## Dataset content
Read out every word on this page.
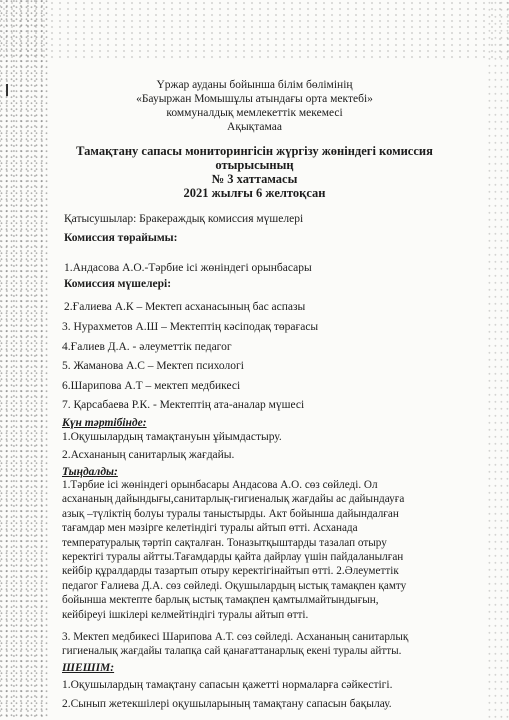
Үржар ауданы бойынша білім бөлімінің
«Бауыржан Момышұлы атындағы орта мектебі»
коммуналдық мемлекеттік мекемесі
Ақықтамаа
Тамақтану сапасы мониторингісін жүргізу жөніндегі комиссия
отырысының
№ 3 хаттамасы
2021 жылғы 6 желтоқсан
Қатысушылар: Бракераждық комиссия мүшелері
Комиссия төрайымы:
1.Андасова А.О.-Тәрбие ісі жөніндегі орынбасары
Комиссия мүшелері:
2.Ғалиева А.К – Мектеп асханасының бас аспазы
3. Нурахметов А.Ш – Мектептің кәсіподақ төрағасы
4.Ғалиев Д.А. - әлеуметтік педагог
5. Жаманова А.С – Мектеп психологі
6.Шарипова А.Т – мектеп медбикесі
7. Қарсабаева Р.К. - Мектептің ата-аналар мүшесі
Күн тәртібінде:
1.Оқушылардың тамақтануын ұйымдастыру.
2.Асхананың санитарлық жағдайы.
Тыңдалды:
1.Тәрбие ісі жөніндегі орынбасары Андасова А.О. сөз сөйледі. Ол
асхананың дайындығы,санитарлық-гигиеналық жағдайы ас дайындауға
азық –түліктің болуы туралы таныстырды. Акт бойынша дайындалған
тағамдар мен мәзірге келетіндігі туралы айтып өтті. Асханада
температуралық тәртіп сақталған. Тоназытқыштарды тазалап отыру
керектігі туралы айтты.Тағамдарды қайта дайрлау үшін пайдаланылған
кейбір құралдарды тазартып отыру керектігінайтып өтті. 2.Әлеуметтік
педагог Ғалиева Д.А. сөз сөйледі. Оқушылардың ыстық тамақпен қамту
бойынша мектепте барлық ыстық тамақпен қамтылмайтындығын,
кейбіреуі ішкілері келмейтіндігі туралы айтып өтті.
3. Мектеп медбикесі Шарипова А.Т. сөз сөйледі. Асхананың санитарлық
гигиеналық жағдайы талапқа сай қанағаттанарлық екені туралы айтты.
ШЕШІМ:
1.Оқушылардың тамақтану сапасын қажетті нормаларға сәйкестігі.
2.Сынып жетекшілері оқушыларының тамақтану сапасын бақылау.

## Your objective
Do not copy the pictures, but repeat every line exactly.

## Exercise result
Read out every word on this page.
Үржар ауданы бойынша білім бөлімінің
«Бауыржан Момышұлы атындағы орта мектебі»
коммуналдық мемлекеттік мекемесі
Ақықтамаа
Тамақтану сапасы мониторингісін жүргізу жөніндегі комиссия
отырысының
№ 3 хаттамасы
2021 жылғы 6 желтоқсан
Қатысушылар: Бракераждық комиссия мүшелері
Комиссия төрайымы:
1.Андасова А.О.-Тәрбие ісі жөніндегі орынбасары
Комиссия мүшелері:
2.Ғалиева А.К – Мектеп асханасының бас аспазы
3. Нурахметов А.Ш – Мектептің кәсіподақ төрағасы
4.Ғалиев Д.А. - әлеуметтік педагог
5. Жаманова А.С – Мектеп психологі
6.Шарипова А.Т – мектеп медбикесі
7. Қарсабаева Р.К. - Мектептің ата-аналар мүшесі
Күн тәртібінде:
1.Оқушылардың тамақтануын ұйымдастыру.
2.Асхананың санитарлық жағдайы.
Тыңдалды:
1.Тәрбие ісі жөніндегі орынбасары Андасова А.О. сөз сөйледі. Ол
асхананың дайындығы,санитарлық-гигиеналық жағдайы ас дайындауға
азық –түліктің болуы туралы таныстырды. Акт бойынша дайындалған
тағамдар мен мәзірге келетіндігі туралы айтып өтті. Асханада
температуралық тәртіп сақталған. Тоназытқыштарды тазалап отыру
керектігі туралы айтты.Тағамдарды қайта дайрлау үшін пайдаланылған
кейбір құралдарды тазартып отыру керектігінайтып өтті. 2.Әлеуметтік
педагог Ғалиева Д.А. сөз сөйледі. Оқушылардың ыстық тамақпен қамту
бойынша мектепте барлық ыстық тамақпен қамтылмайтындығын,
кейбіреуі ішкілері келмейтіндігі туралы айтып өтті.
3. Мектеп медбикесі Шарипова А.Т. сөз сөйледі. Асхананың санитарлық
гигиеналық жағдайы талапқа сай қанағаттанарлық екені туралы айтты.
ШЕШІМ:
1.Оқушылардың тамақтану сапасын қажетті нормаларға сәйкестігі.
2.Сынып жетекшілері оқушыларының тамақтану сапасын бақылау.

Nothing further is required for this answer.